• [Instruction]
The required output is a single number: how many lines of the material contain the string "markets".
————————
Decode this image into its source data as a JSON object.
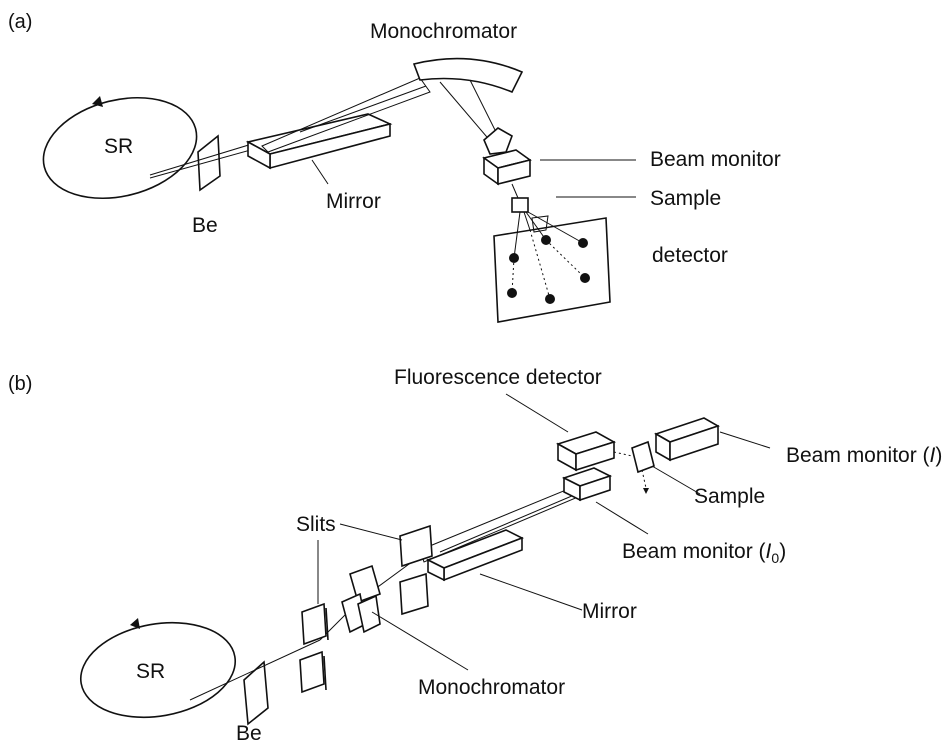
{
  "panel_a": {
    "tag": "(a)",
    "labels": {
      "monochromator": "Monochromator",
      "sr": "SR",
      "mirror": "Mirror",
      "be": "Be",
      "beam_monitor": "Beam monitor",
      "sample": "Sample",
      "detector": "detector"
    }
  },
  "panel_b": {
    "tag": "(b)",
    "labels": {
      "fluorescence_detector": "Fluorescence detector",
      "beam_monitor_i_prefix": "Beam monitor (",
      "beam_monitor_i_var": "I",
      "beam_monitor_i_suffix": ")",
      "slits": "Slits",
      "sample": "Sample",
      "beam_monitor_i0_prefix": "Beam monitor (",
      "beam_monitor_i0_var": "I",
      "beam_monitor_i0_sub": "0",
      "beam_monitor_i0_suffix": ")",
      "mirror": "Mirror",
      "sr": "SR",
      "monochromator": "Monochromator",
      "be": "Be"
    }
  }
}
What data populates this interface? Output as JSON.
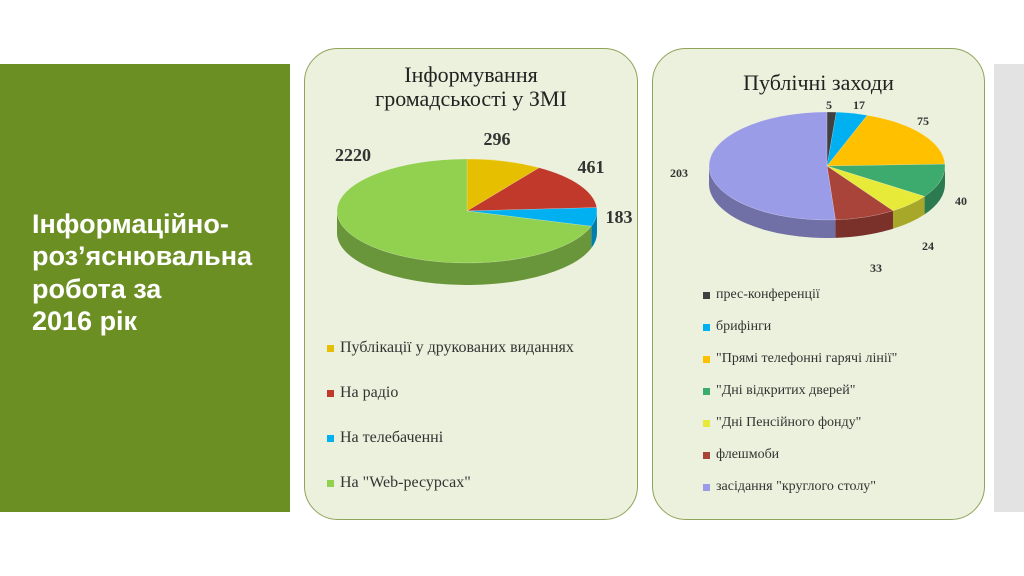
{
  "slide": {
    "title": "Інформаційно-\nроз’яснювальна\nробота за\n2016 рік"
  },
  "chart_data": [
    {
      "type": "pie",
      "title_lines": [
        "Інформування",
        "громадськості у ЗМІ"
      ],
      "slices": [
        {
          "label": "Публікації у друкованих виданнях",
          "value": 296,
          "color": "#e6c000"
        },
        {
          "label": "На радіо",
          "value": 461,
          "color": "#c0392b"
        },
        {
          "label": "На телебаченні",
          "value": 183,
          "color": "#00b0f0"
        },
        {
          "label": "На \"Web-ресурсах\"",
          "value": 2220,
          "color": "#92d050"
        }
      ],
      "legend_position": "bottom"
    },
    {
      "type": "pie",
      "title_lines": [
        "Публічні заходи"
      ],
      "slices": [
        {
          "label": "прес-конференції",
          "value": 5,
          "color": "#404040"
        },
        {
          "label": "брифінги",
          "value": 17,
          "color": "#00b0f0"
        },
        {
          "label": "\"Прямі телефонні гарячі лінії\"",
          "value": 75,
          "color": "#ffc000"
        },
        {
          "label": "\"Дні відкритих дверей\"",
          "value": 40,
          "color": "#3daa6e"
        },
        {
          "label": "\"Дні Пенсійного фонду\"",
          "value": 24,
          "color": "#e8ea3a"
        },
        {
          "label": "флешмоби",
          "value": 33,
          "color": "#a9443a"
        },
        {
          "label": "засідання \"круглого столу\"",
          "value": 203,
          "color": "#9b9ce8"
        }
      ],
      "legend_position": "bottom"
    }
  ]
}
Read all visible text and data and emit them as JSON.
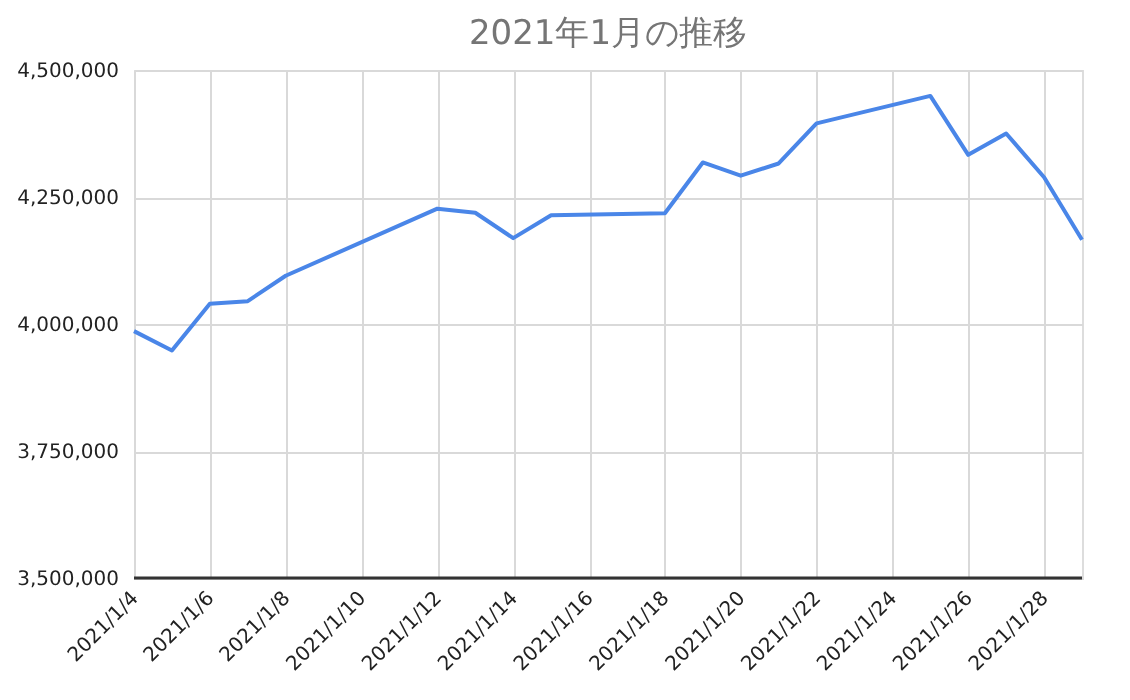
{
  "chart_data": {
    "type": "line",
    "title": "2021年1月の推移",
    "x": [
      "2021-01-04",
      "2021-01-05",
      "2021-01-06",
      "2021-01-07",
      "2021-01-08",
      "2021-01-12",
      "2021-01-13",
      "2021-01-14",
      "2021-01-15",
      "2021-01-18",
      "2021-01-19",
      "2021-01-20",
      "2021-01-21",
      "2021-01-22",
      "2021-01-25",
      "2021-01-26",
      "2021-01-27",
      "2021-01-28",
      "2021-01-29"
    ],
    "series": [
      {
        "color": "#4a86e8",
        "values": [
          3986000,
          3948000,
          4040000,
          4045000,
          4095000,
          4227000,
          4219000,
          4169000,
          4214000,
          4218000,
          4318000,
          4292000,
          4316000,
          4395000,
          4449000,
          4333000,
          4375000,
          4289000,
          4166000
        ]
      }
    ],
    "xlim": [
      "2021-01-04",
      "2021-01-29"
    ],
    "xticks": [
      {
        "value": "2021-01-04",
        "label": "2021/1/4"
      },
      {
        "value": "2021-01-06",
        "label": "2021/1/6"
      },
      {
        "value": "2021-01-08",
        "label": "2021/1/8"
      },
      {
        "value": "2021-01-10",
        "label": "2021/1/10"
      },
      {
        "value": "2021-01-12",
        "label": "2021/1/12"
      },
      {
        "value": "2021-01-14",
        "label": "2021/1/14"
      },
      {
        "value": "2021-01-16",
        "label": "2021/1/16"
      },
      {
        "value": "2021-01-18",
        "label": "2021/1/18"
      },
      {
        "value": "2021-01-20",
        "label": "2021/1/20"
      },
      {
        "value": "2021-01-22",
        "label": "2021/1/22"
      },
      {
        "value": "2021-01-24",
        "label": "2021/1/24"
      },
      {
        "value": "2021-01-26",
        "label": "2021/1/26"
      },
      {
        "value": "2021-01-28",
        "label": "2021/1/28"
      }
    ],
    "ylim": [
      3500000,
      4500000
    ],
    "yticks": [
      {
        "value": 3500000,
        "label": "3,500,000"
      },
      {
        "value": 3750000,
        "label": "3,750,000"
      },
      {
        "value": 4000000,
        "label": "4,000,000"
      },
      {
        "value": 4250000,
        "label": "4,250,000"
      },
      {
        "value": 4500000,
        "label": "4,500,000"
      }
    ],
    "grid": true,
    "legend": false,
    "marker": "none",
    "line_style": "solid"
  }
}
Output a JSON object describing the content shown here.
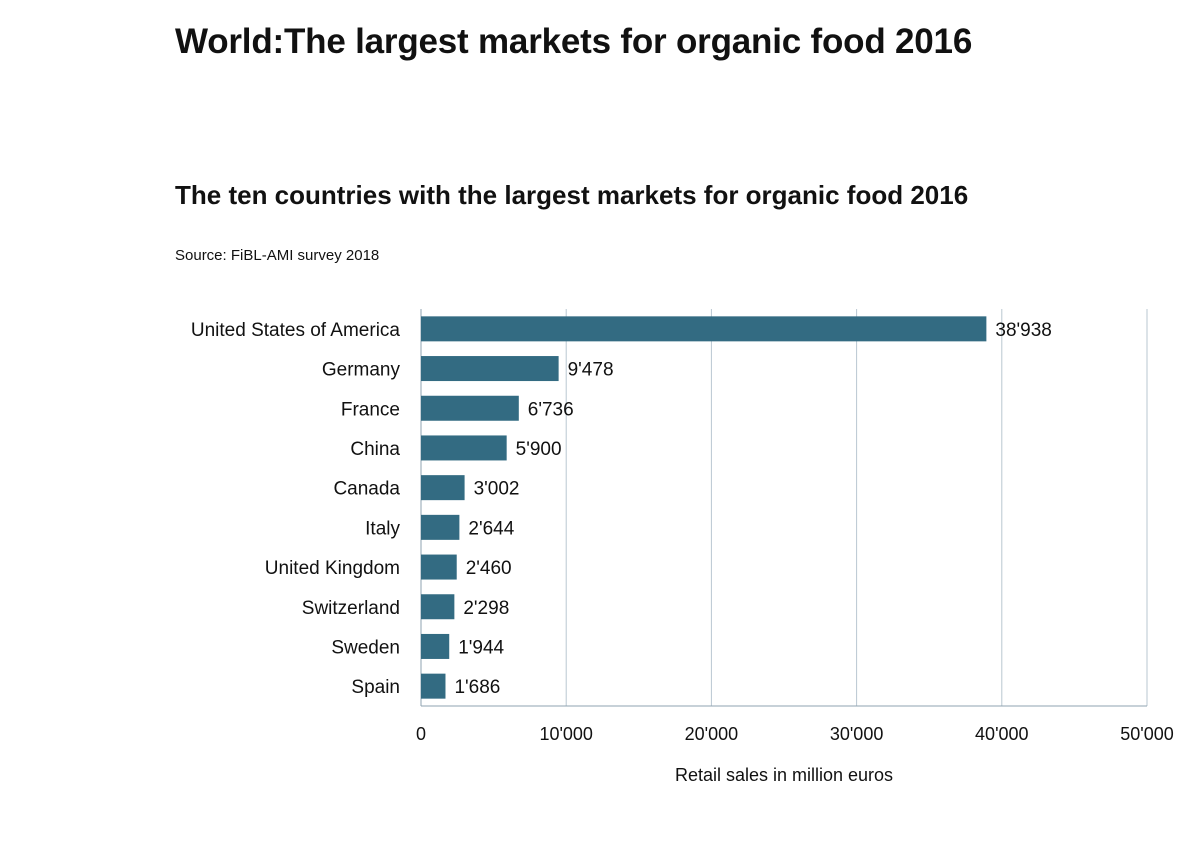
{
  "page_title": "World:The largest markets for organic food 2016",
  "chart_data": {
    "type": "bar",
    "orientation": "horizontal",
    "title": "The ten countries with the largest markets for organic food 2016",
    "source": "Source: FiBL-AMI survey 2018",
    "xlabel": "Retail sales in million euros",
    "ylabel": "",
    "xlim": [
      0,
      50000
    ],
    "grid": true,
    "categories": [
      "United States of America",
      "Germany",
      "France",
      "China",
      "Canada",
      "Italy",
      "United Kingdom",
      "Switzerland",
      "Sweden",
      "Spain"
    ],
    "values": [
      38938,
      9478,
      6736,
      5900,
      3002,
      2644,
      2460,
      2298,
      1944,
      1686
    ],
    "value_labels": [
      "38'938",
      "9'478",
      "6'736",
      "5'900",
      "3'002",
      "2'644",
      "2'460",
      "2'298",
      "1'944",
      "1'686"
    ],
    "ticks": [
      0,
      10000,
      20000,
      30000,
      40000,
      50000
    ],
    "tick_labels": [
      "0",
      "10'000",
      "20'000",
      "30'000",
      "40'000",
      "50'000"
    ],
    "bar_color": "#336b82",
    "grid_color": "#b9c7d1"
  }
}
————————
• [Written response]
2